◆ **Required work**:
Show every line in the entries below where the word "color" appears.

◆ **Provided entries**:
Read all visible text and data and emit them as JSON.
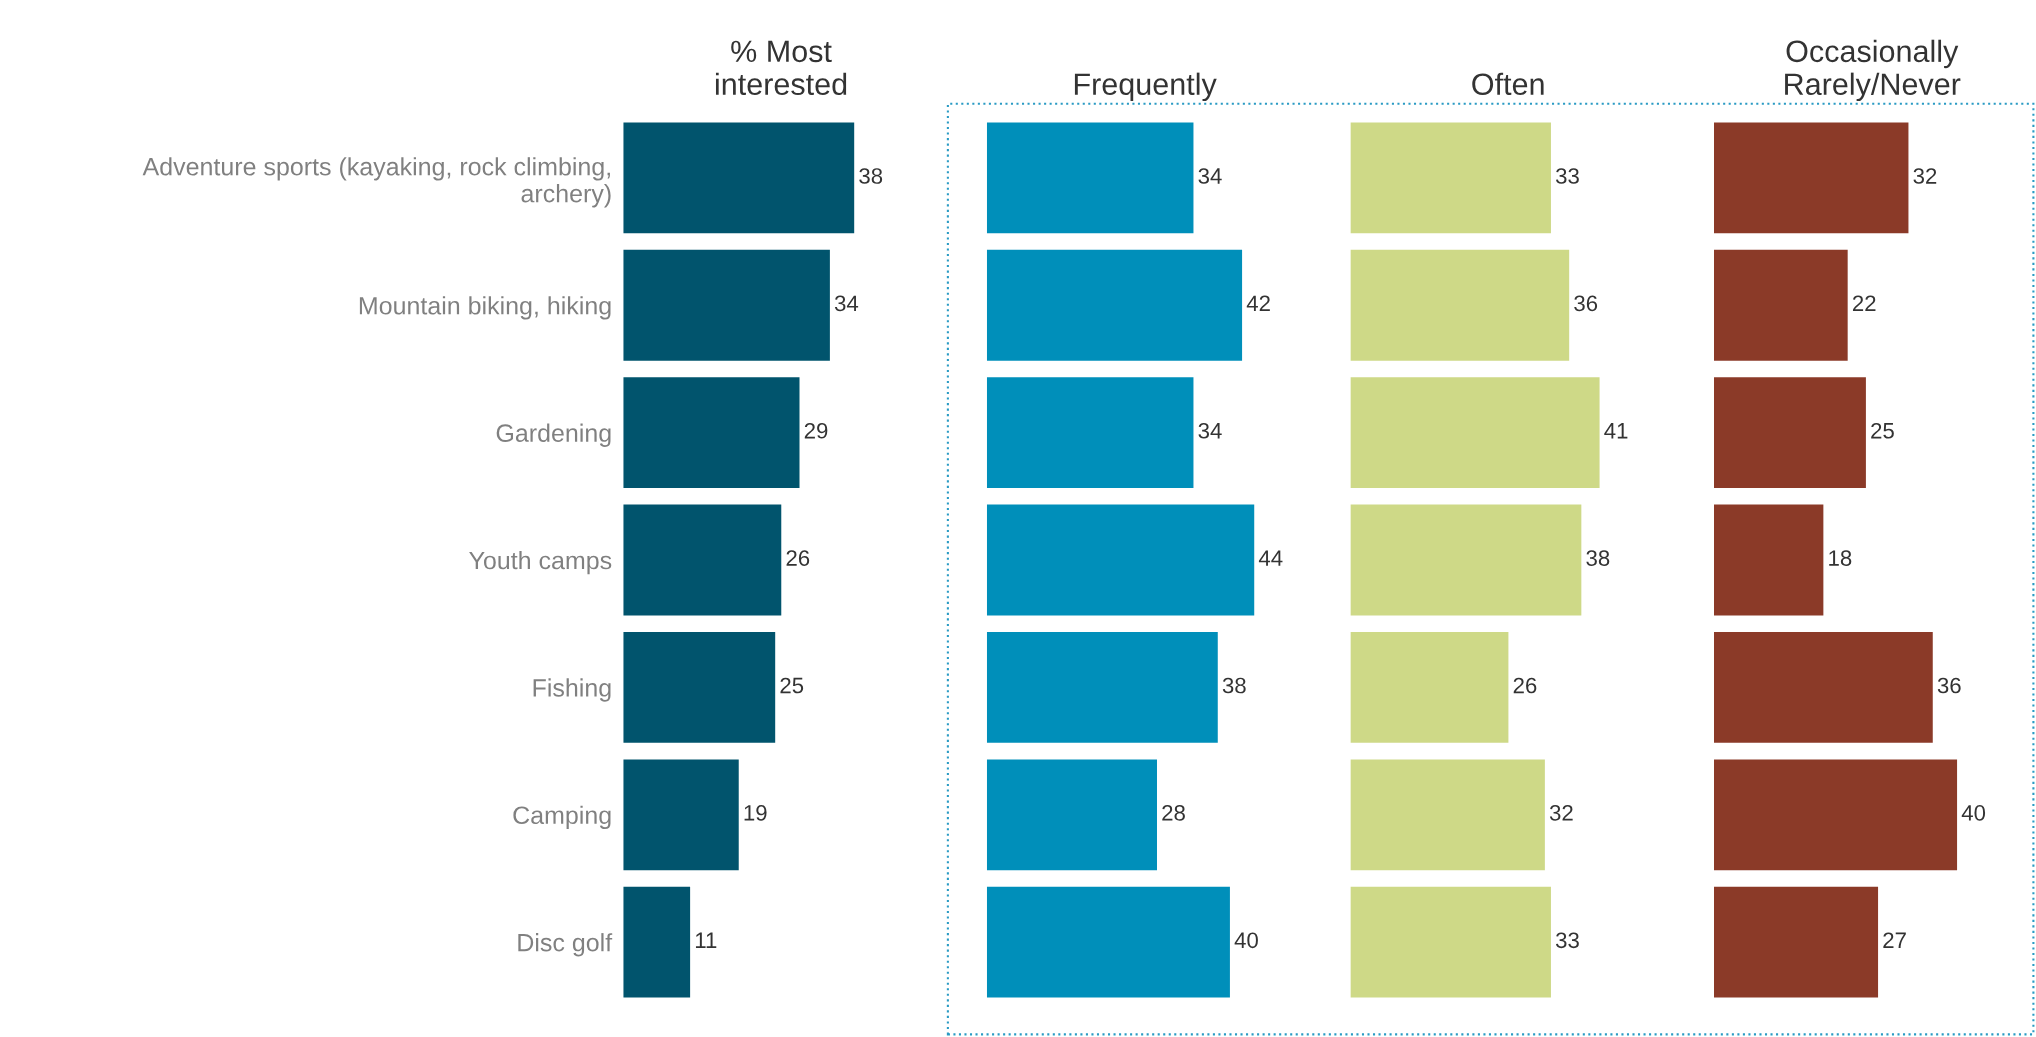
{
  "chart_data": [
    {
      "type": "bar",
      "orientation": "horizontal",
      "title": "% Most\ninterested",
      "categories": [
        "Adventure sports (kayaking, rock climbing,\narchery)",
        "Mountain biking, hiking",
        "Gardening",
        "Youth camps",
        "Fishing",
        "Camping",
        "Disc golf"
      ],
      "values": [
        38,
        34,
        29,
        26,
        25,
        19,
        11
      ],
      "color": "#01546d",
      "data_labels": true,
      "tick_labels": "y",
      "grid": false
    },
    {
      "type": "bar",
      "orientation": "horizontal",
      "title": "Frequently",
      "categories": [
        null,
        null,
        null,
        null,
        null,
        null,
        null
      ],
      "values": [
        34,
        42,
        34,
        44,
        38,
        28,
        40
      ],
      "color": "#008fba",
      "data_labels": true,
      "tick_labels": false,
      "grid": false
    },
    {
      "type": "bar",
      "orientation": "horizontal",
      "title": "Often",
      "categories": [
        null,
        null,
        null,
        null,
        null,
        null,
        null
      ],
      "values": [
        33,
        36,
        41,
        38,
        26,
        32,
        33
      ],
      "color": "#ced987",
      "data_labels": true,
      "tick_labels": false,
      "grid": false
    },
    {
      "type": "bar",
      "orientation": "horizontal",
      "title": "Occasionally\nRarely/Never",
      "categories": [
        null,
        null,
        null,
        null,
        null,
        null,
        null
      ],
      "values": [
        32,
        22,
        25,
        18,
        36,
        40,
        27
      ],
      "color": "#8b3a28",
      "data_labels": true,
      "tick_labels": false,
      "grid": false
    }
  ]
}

◆ **Final result**:
      "color": "#01546d",
      "color": "#008fba",
      "color": "#ced987",
      "color": "#8b3a28",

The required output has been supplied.